— Article —
--- Begin ---

One could work this out by hand. Since the variance of a Bernoulli random variable is \(p(1-p)\), the mean-square error of our estimator is \[ \frac{\frac{\pi}{4}(1 - \frac{\pi}{4})}{n} \approx \frac{0.169}{n} . \] So we need \[n = \frac{0.169}{(10^{-6})^2} \approx 169 \text{ billion} . \]

That said, if we are trapped on our desert island, maybe we don’t know what \(\frac{\pi}{4}(1 - \frac{\pi}{4})\) is. In that case we could do this using the can and the box. Our estimate of the variance is

var_est <- var(in_box(rain_x, rain_y))
var_est / (1e-6)^2
[1] 168305380974

We will probably spend a long time waiting for that much rain!

4.      Let \(h(x) = 1/(x + 0.1)\). We wish to estimate \(\int_0^5 h(x) \, \mathrm{d}x\) using a Monte Carlo method.

(a)   Estimate the integral using \(X\) uniform on \([0,5]\).

Solution.

n <- 1e6
integrand <- function(x) 1 / (x + 0.1)
samples1 <- runif(n, 0, 5)
mean(5 * integrand(samples1))
[1] 3.929335

(In fact, the true answer is \(\log(5.1) - \log(0.1) = 3.932\), so it looks like this is working correctly.)

(b)   Can you come up with a choice of \(X\) that improves on the estimate from (a)?

Solution. Let’s look at a graph of the integrand \(h\).

Code for drawing this graph
curve(
  integrand, n = 1001, from = 0, to = 5,
  col = "blue", lwd = 3,
  xlab = "x", ylab = "integrand h(x)", xlim = c(0,5)
)
abline(h = 0)

We see that we get a much bigger contribution to the integral from values near 0. So a random variable that picks values nearer to 0 more often might have a chance of giving a more accurate result.

I decided to try an exponential distribution with rate 1, which should sample the smaller values of \(x\) more often.

pdf <- function(x) dexp(x, 1)
phi <- function(x) (integrand(x) / pdf(x)) * (x <= 5)

samples2 <- rexp(n, 1)
mean(phi(samples2))
[1] 3.935744

(I had to include x <= 5 in the expression for \(\phi\), because my exponential distribution will sometimes take samples above 5, but they should count as 0 in an estimate for the integral between 0 and 5.)

To see whether or not this was an improvement, I estimated the mean-square error.

var(5 * integrand(samples1)) / n
[1] 3.361979e-05
var(phi(samples2)) / n
[1] 6.073885e-06

I found that I had reduced the mean-square error by roughly a factor of 5.

--- End ---

— What you will do —
1 – In the Monte Carlo text, rewrite the paragraph beginning "We see that we get a much bigger contribution" more briefly, keeping its main facts.
2 – Answer these questions from the Monte Carlo text:
(a) What true value of the integral of h(x) from 0 to 5 does it give?
(b) Which distribution was tried in place of the uniform one?
(c) By roughly what factor was the mean-square error reduced?

— Extracted information —
--- Begin ---

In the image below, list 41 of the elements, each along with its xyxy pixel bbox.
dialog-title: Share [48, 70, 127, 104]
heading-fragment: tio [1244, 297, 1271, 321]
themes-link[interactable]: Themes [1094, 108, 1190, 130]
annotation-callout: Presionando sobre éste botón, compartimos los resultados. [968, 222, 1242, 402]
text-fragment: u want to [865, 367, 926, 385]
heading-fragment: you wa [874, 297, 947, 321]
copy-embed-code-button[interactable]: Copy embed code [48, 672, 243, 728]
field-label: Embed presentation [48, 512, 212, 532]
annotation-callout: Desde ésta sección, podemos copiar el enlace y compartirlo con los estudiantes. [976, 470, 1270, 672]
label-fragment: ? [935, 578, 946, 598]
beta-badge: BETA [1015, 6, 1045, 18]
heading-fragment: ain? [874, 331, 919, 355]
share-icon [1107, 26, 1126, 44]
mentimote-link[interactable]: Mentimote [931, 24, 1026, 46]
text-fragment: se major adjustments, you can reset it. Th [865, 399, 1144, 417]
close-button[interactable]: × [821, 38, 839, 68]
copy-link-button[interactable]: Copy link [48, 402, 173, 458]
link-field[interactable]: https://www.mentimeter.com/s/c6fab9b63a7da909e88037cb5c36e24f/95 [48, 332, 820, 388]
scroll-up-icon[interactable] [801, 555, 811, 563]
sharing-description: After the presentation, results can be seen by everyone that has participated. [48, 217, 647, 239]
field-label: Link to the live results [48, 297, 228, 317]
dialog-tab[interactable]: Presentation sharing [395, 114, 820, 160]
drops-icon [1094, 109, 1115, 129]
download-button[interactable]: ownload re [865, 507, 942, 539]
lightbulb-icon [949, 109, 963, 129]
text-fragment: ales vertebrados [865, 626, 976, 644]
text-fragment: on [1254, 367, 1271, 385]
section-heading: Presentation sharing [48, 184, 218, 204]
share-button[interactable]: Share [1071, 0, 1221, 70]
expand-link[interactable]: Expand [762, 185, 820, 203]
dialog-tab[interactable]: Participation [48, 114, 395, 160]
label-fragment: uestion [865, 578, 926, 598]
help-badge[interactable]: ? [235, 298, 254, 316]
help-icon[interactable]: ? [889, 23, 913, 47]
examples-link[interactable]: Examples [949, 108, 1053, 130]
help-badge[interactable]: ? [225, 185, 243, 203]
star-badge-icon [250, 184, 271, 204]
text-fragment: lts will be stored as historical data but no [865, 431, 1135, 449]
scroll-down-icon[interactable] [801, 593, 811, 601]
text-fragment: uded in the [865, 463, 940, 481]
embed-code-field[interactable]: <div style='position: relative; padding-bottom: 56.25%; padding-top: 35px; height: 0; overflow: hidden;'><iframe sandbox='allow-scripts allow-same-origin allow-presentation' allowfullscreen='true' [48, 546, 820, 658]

--- End ---

— Task solutions —
1 – Values near 0 contribute much more to the integral, so a random variable that picks values nearer 0 more often might give a more accurate result.

2 –
(a) log(5.1) − log(0.1) = 3.932
(b) An exponential distribution with rate 1
(c) Roughly a factor of 5